Items from a dataset:
= = = =

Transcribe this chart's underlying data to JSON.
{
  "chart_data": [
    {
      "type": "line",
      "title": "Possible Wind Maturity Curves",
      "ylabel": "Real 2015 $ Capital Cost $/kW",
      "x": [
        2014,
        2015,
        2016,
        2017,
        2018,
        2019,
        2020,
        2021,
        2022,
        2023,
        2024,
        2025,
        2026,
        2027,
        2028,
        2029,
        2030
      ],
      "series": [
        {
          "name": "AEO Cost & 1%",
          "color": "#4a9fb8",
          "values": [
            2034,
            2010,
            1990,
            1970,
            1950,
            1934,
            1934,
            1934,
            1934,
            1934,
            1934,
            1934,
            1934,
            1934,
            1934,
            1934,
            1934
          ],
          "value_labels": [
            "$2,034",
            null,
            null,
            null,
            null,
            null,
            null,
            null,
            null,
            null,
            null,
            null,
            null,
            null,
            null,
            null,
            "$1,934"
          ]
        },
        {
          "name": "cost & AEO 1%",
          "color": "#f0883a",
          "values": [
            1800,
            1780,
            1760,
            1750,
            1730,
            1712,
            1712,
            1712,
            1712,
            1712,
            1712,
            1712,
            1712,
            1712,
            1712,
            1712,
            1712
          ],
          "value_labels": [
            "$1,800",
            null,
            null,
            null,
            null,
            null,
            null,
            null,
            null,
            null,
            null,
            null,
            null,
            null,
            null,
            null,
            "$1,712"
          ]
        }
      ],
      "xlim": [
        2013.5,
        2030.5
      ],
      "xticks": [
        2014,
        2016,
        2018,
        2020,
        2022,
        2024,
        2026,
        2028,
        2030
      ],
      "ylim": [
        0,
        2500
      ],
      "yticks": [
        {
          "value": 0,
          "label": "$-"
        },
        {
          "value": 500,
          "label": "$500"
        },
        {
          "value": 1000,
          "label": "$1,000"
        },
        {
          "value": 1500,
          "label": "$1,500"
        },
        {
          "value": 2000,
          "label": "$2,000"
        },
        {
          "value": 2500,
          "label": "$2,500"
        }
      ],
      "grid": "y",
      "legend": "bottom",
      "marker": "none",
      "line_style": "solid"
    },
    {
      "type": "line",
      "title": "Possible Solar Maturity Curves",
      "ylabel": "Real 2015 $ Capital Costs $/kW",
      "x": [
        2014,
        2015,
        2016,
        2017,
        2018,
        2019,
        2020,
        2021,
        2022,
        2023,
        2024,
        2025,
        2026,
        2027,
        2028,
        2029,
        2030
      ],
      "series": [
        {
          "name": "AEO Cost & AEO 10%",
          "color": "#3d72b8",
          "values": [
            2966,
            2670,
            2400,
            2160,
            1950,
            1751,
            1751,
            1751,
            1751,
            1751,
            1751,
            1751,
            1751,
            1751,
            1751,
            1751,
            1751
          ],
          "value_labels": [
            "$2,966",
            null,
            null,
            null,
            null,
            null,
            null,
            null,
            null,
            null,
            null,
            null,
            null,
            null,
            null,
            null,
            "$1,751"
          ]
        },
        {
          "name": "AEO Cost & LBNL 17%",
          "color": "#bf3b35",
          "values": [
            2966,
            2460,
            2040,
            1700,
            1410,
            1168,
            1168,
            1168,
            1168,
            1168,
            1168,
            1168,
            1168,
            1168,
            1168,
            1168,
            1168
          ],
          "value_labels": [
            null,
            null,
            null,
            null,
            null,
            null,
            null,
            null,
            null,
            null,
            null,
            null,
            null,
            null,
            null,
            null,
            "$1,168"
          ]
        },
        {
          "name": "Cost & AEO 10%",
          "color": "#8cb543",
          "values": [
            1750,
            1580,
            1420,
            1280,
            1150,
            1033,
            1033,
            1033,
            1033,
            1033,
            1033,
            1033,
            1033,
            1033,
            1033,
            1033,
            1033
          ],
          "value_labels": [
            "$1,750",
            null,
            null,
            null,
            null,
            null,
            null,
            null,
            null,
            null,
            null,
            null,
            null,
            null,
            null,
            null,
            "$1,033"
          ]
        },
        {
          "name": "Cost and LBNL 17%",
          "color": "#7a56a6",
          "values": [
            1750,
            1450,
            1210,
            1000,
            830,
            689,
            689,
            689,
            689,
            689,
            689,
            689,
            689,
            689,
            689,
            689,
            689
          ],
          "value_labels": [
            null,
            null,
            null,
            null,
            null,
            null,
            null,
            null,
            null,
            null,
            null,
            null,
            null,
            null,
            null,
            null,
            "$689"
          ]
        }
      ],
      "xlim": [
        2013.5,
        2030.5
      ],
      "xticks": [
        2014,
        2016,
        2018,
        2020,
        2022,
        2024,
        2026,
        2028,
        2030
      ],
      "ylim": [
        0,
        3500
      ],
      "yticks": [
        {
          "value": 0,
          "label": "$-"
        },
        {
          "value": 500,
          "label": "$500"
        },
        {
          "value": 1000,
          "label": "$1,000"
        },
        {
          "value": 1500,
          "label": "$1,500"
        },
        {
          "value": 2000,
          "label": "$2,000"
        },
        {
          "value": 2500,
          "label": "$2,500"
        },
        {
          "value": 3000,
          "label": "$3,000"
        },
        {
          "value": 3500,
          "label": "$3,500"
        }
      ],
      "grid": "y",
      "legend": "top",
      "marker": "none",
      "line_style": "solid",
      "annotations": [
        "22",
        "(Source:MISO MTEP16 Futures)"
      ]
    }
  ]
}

= = = =

(WHAT NEEDS TO BE DONE):
Examine the entries and report how many of their lines contain the string "Capital", giving no more than the number.

(SOLUTION TO THE PROBLEM):
2